Directions for this task:
Every line below should be copied exactly; drop the pictures.

Given information:
####################
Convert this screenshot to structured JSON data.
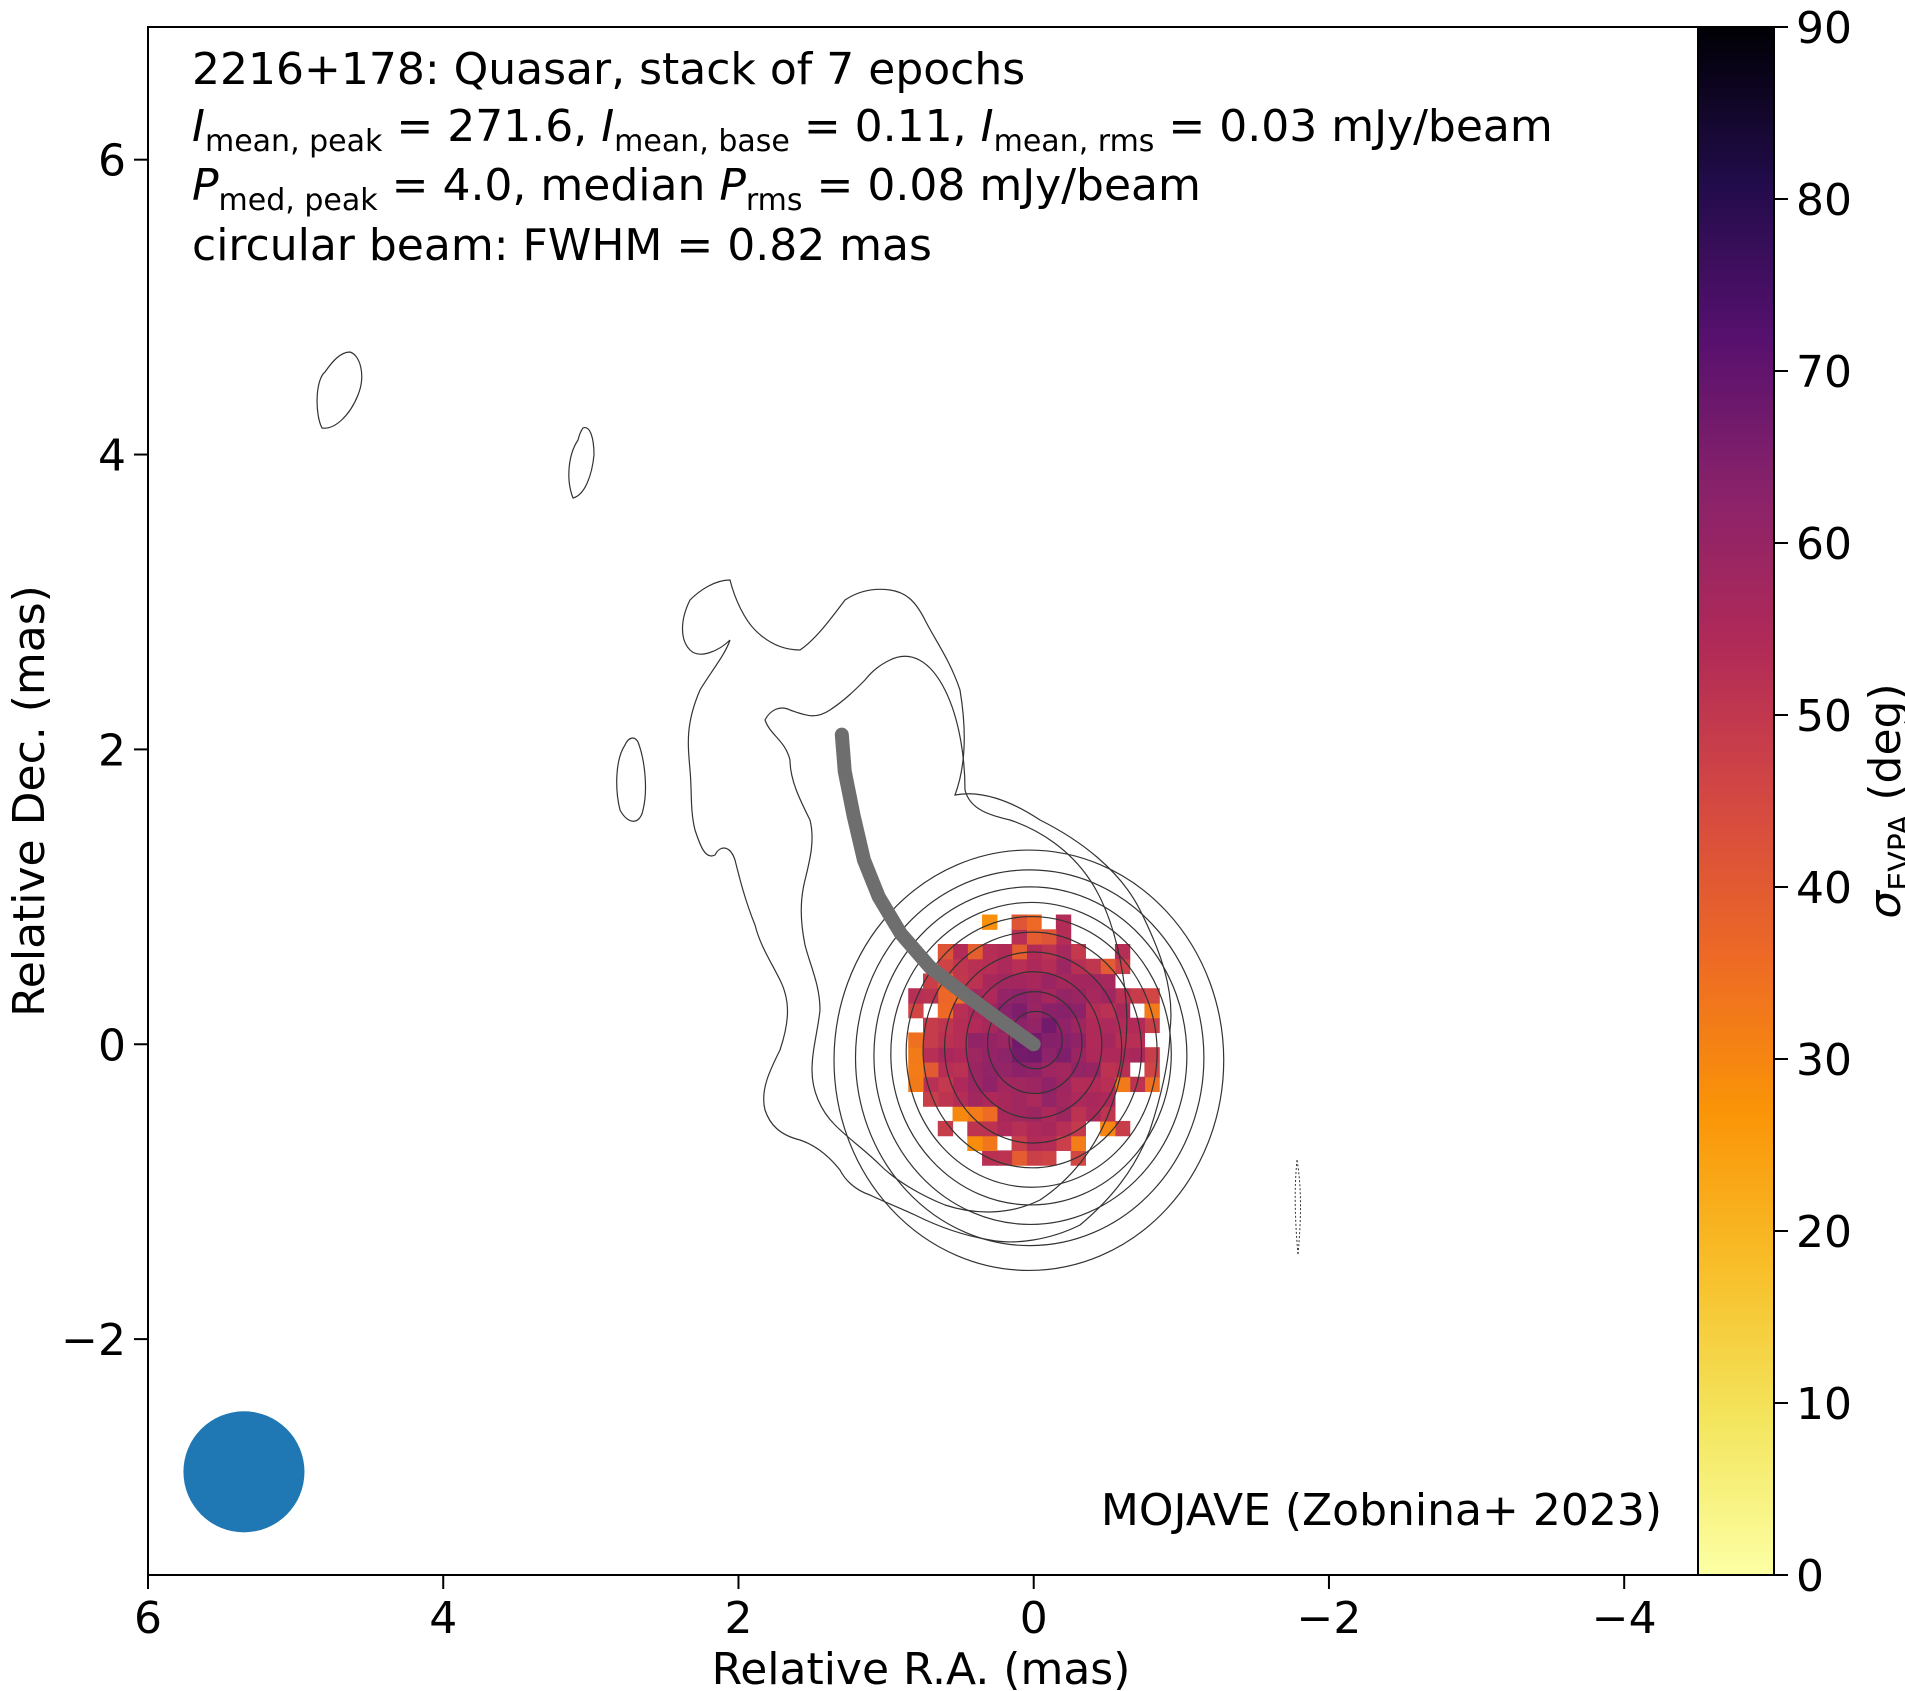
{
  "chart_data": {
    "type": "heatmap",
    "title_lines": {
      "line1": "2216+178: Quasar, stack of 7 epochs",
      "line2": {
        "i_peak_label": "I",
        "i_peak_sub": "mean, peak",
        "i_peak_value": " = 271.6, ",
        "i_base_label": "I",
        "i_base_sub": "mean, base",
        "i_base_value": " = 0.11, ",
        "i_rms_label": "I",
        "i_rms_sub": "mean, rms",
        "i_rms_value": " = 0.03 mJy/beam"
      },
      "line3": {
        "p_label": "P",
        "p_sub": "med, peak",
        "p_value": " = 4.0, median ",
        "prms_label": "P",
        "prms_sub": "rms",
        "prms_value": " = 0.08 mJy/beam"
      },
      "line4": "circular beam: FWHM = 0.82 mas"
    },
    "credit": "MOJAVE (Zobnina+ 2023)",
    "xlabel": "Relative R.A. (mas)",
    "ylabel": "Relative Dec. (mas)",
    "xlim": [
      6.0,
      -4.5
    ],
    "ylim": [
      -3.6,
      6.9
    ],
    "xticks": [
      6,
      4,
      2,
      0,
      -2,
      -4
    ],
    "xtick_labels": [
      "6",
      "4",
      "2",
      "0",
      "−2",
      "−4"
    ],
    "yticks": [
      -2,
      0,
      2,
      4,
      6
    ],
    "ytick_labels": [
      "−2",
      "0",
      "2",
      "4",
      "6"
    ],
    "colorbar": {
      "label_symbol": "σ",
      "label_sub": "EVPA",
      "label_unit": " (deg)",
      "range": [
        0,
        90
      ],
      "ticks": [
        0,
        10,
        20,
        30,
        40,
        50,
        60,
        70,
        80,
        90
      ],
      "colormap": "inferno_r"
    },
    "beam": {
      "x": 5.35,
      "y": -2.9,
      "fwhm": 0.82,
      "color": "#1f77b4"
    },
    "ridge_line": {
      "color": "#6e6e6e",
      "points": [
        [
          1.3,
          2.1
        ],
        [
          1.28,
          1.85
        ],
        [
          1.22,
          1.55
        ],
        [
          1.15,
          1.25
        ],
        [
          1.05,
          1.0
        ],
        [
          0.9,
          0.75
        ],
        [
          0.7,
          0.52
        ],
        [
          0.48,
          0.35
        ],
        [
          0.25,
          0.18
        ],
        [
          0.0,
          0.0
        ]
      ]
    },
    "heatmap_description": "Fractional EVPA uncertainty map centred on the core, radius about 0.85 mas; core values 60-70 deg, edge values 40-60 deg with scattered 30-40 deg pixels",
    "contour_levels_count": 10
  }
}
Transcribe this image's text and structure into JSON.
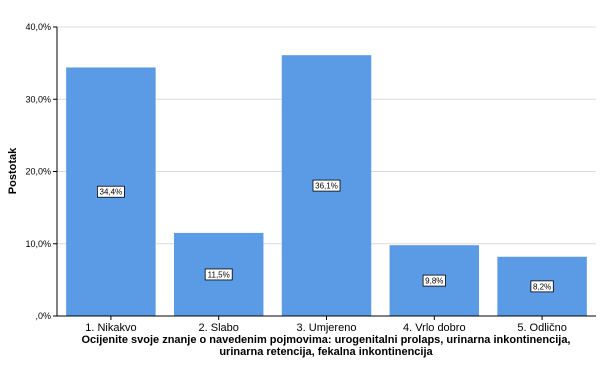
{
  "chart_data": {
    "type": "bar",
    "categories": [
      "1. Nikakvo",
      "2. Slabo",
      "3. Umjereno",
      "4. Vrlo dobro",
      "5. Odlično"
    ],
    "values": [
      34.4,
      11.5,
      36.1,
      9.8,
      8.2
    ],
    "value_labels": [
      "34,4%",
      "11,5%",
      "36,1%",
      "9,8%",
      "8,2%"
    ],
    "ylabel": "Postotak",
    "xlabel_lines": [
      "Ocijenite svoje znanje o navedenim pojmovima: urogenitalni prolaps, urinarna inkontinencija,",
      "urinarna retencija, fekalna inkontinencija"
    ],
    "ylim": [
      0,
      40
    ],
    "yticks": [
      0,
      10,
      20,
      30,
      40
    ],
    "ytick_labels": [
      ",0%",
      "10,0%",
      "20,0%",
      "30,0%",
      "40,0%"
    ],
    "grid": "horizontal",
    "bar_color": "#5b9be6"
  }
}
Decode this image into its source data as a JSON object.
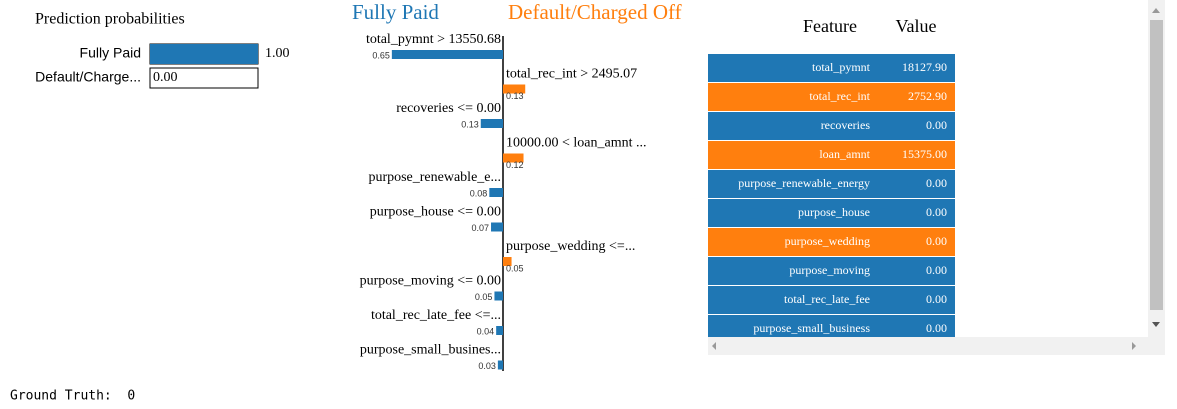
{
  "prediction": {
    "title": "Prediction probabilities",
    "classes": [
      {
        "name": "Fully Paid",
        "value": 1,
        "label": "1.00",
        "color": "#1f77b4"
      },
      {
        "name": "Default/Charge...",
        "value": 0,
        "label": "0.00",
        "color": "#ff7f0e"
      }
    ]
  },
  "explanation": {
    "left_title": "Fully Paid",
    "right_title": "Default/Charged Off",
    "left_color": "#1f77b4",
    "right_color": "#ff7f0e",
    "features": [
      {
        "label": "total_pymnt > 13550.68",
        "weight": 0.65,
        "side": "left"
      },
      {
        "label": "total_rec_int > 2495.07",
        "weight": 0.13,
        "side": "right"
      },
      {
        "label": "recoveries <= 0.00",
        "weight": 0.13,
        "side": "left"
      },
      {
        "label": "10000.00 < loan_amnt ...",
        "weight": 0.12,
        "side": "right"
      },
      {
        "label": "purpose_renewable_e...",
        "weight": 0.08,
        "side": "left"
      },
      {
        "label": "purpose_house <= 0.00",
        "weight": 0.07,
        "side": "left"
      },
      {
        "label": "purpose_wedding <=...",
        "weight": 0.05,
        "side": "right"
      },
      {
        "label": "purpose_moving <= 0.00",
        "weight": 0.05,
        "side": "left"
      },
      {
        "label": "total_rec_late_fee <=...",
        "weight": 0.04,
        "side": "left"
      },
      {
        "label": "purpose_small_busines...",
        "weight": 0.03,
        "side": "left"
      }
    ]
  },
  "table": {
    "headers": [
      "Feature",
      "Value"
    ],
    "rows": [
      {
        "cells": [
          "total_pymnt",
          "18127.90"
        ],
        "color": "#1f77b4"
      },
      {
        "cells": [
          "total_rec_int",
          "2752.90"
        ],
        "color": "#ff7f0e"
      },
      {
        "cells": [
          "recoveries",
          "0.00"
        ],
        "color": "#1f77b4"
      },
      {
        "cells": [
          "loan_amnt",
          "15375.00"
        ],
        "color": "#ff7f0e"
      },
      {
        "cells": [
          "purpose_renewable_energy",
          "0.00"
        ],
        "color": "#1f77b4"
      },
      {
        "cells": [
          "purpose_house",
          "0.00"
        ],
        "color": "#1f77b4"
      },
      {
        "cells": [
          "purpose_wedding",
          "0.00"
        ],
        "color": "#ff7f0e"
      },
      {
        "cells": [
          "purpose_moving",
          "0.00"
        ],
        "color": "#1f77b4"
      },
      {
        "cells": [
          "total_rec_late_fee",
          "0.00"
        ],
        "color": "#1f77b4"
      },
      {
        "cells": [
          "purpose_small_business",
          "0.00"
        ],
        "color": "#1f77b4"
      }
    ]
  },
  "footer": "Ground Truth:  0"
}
####################
Written solution:
Convert this screenshot to structured JSON data.
{
  "chart_data": {
    "type": "heatmap",
    "title_lines": {
      "line1": "2216+178: Quasar, stack of 7 epochs",
      "line2": {
        "i_peak_label": "I",
        "i_peak_sub": "mean, peak",
        "i_peak_value": " = 271.6, ",
        "i_base_label": "I",
        "i_base_sub": "mean, base",
        "i_base_value": " = 0.11, ",
        "i_rms_label": "I",
        "i_rms_sub": "mean, rms",
        "i_rms_value": " = 0.03 mJy/beam"
      },
      "line3": {
        "p_label": "P",
        "p_sub": "med, peak",
        "p_value": " = 4.0, median ",
        "prms_label": "P",
        "prms_sub": "rms",
        "prms_value": " = 0.08 mJy/beam"
      },
      "line4": "circular beam: FWHM = 0.82 mas"
    },
    "credit": "MOJAVE (Zobnina+ 2023)",
    "xlabel": "Relative R.A. (mas)",
    "ylabel": "Relative Dec. (mas)",
    "xlim": [
      6.0,
      -4.5
    ],
    "ylim": [
      -3.6,
      6.9
    ],
    "xticks": [
      6,
      4,
      2,
      0,
      -2,
      -4
    ],
    "xtick_labels": [
      "6",
      "4",
      "2",
      "0",
      "−2",
      "−4"
    ],
    "yticks": [
      -2,
      0,
      2,
      4,
      6
    ],
    "ytick_labels": [
      "−2",
      "0",
      "2",
      "4",
      "6"
    ],
    "colorbar": {
      "label_symbol": "σ",
      "label_sub": "EVPA",
      "label_unit": " (deg)",
      "range": [
        0,
        90
      ],
      "ticks": [
        0,
        10,
        20,
        30,
        40,
        50,
        60,
        70,
        80,
        90
      ],
      "colormap": "inferno_r"
    },
    "beam": {
      "x": 5.35,
      "y": -2.9,
      "fwhm": 0.82,
      "color": "#1f77b4"
    },
    "ridge_line": {
      "color": "#6e6e6e",
      "points": [
        [
          1.3,
          2.1
        ],
        [
          1.28,
          1.85
        ],
        [
          1.22,
          1.55
        ],
        [
          1.15,
          1.25
        ],
        [
          1.05,
          1.0
        ],
        [
          0.9,
          0.75
        ],
        [
          0.7,
          0.52
        ],
        [
          0.48,
          0.35
        ],
        [
          0.25,
          0.18
        ],
        [
          0.0,
          0.0
        ]
      ]
    },
    "heatmap_description": "Fractional EVPA uncertainty map centred on the core, radius about 0.85 mas; core values 60-70 deg, edge values 40-60 deg with scattered 30-40 deg pixels",
    "contour_levels_count": 10
  }
}
Transcribe this image's text and structure into JSON.
{
  "chart_data": {
    "type": "bar",
    "categories": [
      "1. Nikakvo",
      "2. Slabo",
      "3. Umjereno",
      "4. Vrlo dobro",
      "5. Odlično"
    ],
    "values": [
      34.4,
      11.5,
      36.1,
      9.8,
      8.2
    ],
    "value_labels": [
      "34,4%",
      "11,5%",
      "36,1%",
      "9,8%",
      "8,2%"
    ],
    "ylabel": "Postotak",
    "xlabel_lines": [
      "Ocijenite svoje znanje o navedenim pojmovima: urogenitalni prolaps, urinarna inkontinencija,",
      "urinarna retencija, fekalna inkontinencija"
    ],
    "ylim": [
      0,
      40
    ],
    "yticks": [
      0,
      10,
      20,
      30,
      40
    ],
    "ytick_labels": [
      ",0%",
      "10,0%",
      "20,0%",
      "30,0%",
      "40,0%"
    ],
    "grid": "horizontal",
    "bar_color": "#5b9be6"
  }
}
Decode this image into its source data as a JSON object.
{
  "prediction": {
    "title": "Prediction probabilities",
    "classes": [
      {
        "name": "Fully Paid",
        "value": 1,
        "label": "1.00",
        "color": "#1f77b4"
      },
      {
        "name": "Default/Charge...",
        "value": 0,
        "label": "0.00",
        "color": "#ff7f0e"
      }
    ]
  },
  "explanation": {
    "left_title": "Fully Paid",
    "right_title": "Default/Charged Off",
    "left_color": "#1f77b4",
    "right_color": "#ff7f0e",
    "features": [
      {
        "label": "total_pymnt > 13550.68",
        "weight": 0.65,
        "side": "left"
      },
      {
        "label": "total_rec_int > 2495.07",
        "weight": 0.13,
        "side": "right"
      },
      {
        "label": "recoveries <= 0.00",
        "weight": 0.13,
        "side": "left"
      },
      {
        "label": "10000.00 < loan_amnt ...",
        "weight": 0.12,
        "side": "right"
      },
      {
        "label": "purpose_renewable_e...",
        "weight": 0.08,
        "side": "left"
      },
      {
        "label": "purpose_house <= 0.00",
        "weight": 0.07,
        "side": "left"
      },
      {
        "label": "purpose_wedding <=...",
        "weight": 0.05,
        "side": "right"
      },
      {
        "label": "purpose_moving <= 0.00",
        "weight": 0.05,
        "side": "left"
      },
      {
        "label": "total_rec_late_fee <=...",
        "weight": 0.04,
        "side": "left"
      },
      {
        "label": "purpose_small_busines...",
        "weight": 0.03,
        "side": "left"
      }
    ]
  },
  "table": {
    "headers": [
      "Feature",
      "Value"
    ],
    "rows": [
      {
        "cells": [
          "total_pymnt",
          "18127.90"
        ],
        "color": "#1f77b4"
      },
      {
        "cells": [
          "total_rec_int",
          "2752.90"
        ],
        "color": "#ff7f0e"
      },
      {
        "cells": [
          "recoveries",
          "0.00"
        ],
        "color": "#1f77b4"
      },
      {
        "cells": [
          "loan_amnt",
          "15375.00"
        ],
        "color": "#ff7f0e"
      },
      {
        "cells": [
          "purpose_renewable_energy",
          "0.00"
        ],
        "color": "#1f77b4"
      },
      {
        "cells": [
          "purpose_house",
          "0.00"
        ],
        "color": "#1f77b4"
      },
      {
        "cells": [
          "purpose_wedding",
          "0.00"
        ],
        "color": "#ff7f0e"
      },
      {
        "cells": [
          "purpose_moving",
          "0.00"
        ],
        "color": "#1f77b4"
      },
      {
        "cells": [
          "total_rec_late_fee",
          "0.00"
        ],
        "color": "#1f77b4"
      },
      {
        "cells": [
          "purpose_small_business",
          "0.00"
        ],
        "color": "#1f77b4"
      }
    ]
  },
  "footer": "Ground Truth:  0"
}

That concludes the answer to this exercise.